- STATED PROBLEM -
Below are some records. Pull every line that contains the word "screenshot".

Saved entries:
★ ★ ★ ★

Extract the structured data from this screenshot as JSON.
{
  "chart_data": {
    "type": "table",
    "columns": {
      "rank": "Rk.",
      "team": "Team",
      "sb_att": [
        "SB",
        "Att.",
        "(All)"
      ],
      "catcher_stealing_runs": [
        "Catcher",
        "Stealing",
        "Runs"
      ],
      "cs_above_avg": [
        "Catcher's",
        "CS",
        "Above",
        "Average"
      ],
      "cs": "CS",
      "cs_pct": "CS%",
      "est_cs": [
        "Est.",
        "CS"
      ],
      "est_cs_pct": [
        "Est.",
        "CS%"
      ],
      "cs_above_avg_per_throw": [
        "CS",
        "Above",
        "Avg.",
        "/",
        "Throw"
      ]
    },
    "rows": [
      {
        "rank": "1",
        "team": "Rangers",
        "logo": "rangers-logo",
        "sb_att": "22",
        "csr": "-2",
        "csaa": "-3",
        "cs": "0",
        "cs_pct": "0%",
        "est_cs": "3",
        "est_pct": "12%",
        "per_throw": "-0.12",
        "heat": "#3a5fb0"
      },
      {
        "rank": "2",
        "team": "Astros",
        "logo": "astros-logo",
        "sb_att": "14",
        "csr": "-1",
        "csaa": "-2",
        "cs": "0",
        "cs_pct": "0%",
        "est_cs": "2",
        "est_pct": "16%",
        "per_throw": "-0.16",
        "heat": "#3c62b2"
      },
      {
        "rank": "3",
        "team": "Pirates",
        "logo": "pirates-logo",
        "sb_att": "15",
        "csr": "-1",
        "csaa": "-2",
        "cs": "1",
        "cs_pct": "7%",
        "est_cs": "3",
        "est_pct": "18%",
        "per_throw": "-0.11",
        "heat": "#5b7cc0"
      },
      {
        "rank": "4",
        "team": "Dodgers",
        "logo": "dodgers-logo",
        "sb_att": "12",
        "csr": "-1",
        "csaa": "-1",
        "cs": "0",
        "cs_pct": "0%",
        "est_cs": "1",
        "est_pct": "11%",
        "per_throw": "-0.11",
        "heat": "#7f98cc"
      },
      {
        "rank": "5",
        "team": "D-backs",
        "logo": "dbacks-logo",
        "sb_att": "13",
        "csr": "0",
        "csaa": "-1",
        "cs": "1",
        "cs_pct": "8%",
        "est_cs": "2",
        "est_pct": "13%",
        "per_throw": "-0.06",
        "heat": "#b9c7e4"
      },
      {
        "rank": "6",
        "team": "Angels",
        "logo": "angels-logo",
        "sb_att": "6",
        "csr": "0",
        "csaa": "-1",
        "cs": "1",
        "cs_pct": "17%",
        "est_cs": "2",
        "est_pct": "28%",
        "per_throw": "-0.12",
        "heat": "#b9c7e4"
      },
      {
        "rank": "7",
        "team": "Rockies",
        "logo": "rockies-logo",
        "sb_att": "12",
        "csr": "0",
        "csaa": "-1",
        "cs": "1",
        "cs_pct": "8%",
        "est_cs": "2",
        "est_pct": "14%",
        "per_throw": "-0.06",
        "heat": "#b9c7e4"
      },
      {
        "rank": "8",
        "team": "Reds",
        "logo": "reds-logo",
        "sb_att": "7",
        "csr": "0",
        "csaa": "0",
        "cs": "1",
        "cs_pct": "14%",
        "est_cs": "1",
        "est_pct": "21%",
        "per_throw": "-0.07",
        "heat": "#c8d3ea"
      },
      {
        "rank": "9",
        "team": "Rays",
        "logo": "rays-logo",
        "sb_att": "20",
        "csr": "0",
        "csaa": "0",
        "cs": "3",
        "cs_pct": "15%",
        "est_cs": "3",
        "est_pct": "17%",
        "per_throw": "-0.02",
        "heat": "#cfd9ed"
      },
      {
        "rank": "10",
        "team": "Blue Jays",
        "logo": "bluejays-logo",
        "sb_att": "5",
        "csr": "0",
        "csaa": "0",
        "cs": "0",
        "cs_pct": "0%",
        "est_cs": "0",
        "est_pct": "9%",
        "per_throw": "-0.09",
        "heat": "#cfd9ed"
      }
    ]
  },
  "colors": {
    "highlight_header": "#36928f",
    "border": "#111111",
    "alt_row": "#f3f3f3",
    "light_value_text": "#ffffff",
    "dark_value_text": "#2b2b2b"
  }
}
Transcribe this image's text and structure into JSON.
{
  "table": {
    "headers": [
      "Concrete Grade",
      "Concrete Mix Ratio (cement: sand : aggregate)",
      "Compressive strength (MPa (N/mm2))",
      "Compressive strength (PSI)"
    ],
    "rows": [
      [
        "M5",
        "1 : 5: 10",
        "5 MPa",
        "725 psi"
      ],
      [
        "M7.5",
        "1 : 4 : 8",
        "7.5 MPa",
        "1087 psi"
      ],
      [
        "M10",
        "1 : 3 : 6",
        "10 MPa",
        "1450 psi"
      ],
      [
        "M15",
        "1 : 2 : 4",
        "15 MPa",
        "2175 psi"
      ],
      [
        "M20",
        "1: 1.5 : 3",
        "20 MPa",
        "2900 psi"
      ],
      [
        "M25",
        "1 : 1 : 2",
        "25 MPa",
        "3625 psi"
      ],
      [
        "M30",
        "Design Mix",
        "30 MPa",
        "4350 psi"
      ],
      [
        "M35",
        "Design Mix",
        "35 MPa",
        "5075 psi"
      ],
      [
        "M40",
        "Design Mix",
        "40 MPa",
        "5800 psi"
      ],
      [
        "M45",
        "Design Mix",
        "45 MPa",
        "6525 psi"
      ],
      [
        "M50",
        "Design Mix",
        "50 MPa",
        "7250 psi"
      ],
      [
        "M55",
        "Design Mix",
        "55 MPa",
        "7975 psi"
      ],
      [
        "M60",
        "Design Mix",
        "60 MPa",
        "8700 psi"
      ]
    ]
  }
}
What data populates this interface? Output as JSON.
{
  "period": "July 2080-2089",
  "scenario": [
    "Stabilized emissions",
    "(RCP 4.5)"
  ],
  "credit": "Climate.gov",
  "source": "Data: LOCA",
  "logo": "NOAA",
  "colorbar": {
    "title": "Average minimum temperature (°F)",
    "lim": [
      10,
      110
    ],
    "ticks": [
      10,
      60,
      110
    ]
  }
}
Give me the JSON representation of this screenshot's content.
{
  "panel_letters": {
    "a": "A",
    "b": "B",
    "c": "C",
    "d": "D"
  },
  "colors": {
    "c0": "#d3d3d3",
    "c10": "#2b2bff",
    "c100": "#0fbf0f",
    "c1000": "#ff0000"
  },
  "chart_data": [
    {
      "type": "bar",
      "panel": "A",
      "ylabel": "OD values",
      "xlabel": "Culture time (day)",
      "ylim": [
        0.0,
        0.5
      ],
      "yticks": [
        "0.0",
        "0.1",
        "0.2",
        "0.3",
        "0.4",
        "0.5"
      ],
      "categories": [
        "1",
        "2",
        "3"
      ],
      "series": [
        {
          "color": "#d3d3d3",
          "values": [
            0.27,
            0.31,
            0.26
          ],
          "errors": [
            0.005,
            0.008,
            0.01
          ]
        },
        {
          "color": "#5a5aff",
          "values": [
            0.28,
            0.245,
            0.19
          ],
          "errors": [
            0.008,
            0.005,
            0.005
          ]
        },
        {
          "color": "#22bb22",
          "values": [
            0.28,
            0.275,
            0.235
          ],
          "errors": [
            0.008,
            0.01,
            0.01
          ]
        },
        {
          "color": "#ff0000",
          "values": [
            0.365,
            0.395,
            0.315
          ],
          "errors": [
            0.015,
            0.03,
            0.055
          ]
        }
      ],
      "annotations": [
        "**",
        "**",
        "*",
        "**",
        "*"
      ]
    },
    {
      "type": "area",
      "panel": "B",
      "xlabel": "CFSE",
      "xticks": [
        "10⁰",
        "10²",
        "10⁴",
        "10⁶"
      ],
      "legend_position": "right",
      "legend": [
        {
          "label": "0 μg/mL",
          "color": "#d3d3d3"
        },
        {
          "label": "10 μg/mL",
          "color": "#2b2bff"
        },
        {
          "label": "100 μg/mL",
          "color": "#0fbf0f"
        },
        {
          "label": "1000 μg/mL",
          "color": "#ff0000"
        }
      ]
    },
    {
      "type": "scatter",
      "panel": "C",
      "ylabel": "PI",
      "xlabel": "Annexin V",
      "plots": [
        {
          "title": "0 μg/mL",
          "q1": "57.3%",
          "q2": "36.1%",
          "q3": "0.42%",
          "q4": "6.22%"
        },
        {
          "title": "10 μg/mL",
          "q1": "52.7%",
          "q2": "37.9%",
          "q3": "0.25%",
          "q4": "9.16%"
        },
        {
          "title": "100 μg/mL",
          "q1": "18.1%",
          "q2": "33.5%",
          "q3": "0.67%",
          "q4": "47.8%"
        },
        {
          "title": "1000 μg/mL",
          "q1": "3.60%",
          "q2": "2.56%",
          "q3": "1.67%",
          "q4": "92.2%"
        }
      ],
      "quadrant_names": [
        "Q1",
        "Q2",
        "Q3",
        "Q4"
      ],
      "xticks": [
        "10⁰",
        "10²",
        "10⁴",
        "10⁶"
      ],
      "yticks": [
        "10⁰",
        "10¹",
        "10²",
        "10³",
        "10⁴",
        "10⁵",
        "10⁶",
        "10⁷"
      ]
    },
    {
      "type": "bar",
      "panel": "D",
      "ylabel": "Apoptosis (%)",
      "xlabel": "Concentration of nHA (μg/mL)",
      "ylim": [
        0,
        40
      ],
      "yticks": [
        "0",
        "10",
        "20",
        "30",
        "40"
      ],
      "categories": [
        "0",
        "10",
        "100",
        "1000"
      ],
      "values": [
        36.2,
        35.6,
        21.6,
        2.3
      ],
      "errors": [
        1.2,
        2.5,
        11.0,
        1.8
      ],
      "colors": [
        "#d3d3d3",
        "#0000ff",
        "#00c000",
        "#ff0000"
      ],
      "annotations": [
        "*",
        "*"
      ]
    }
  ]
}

★ ★ ★ ★

- SOLUTION TO THIS PROBLEM -
Extract the structured data from this screenshot as JSON.
Give me the JSON representation of this screenshot's content.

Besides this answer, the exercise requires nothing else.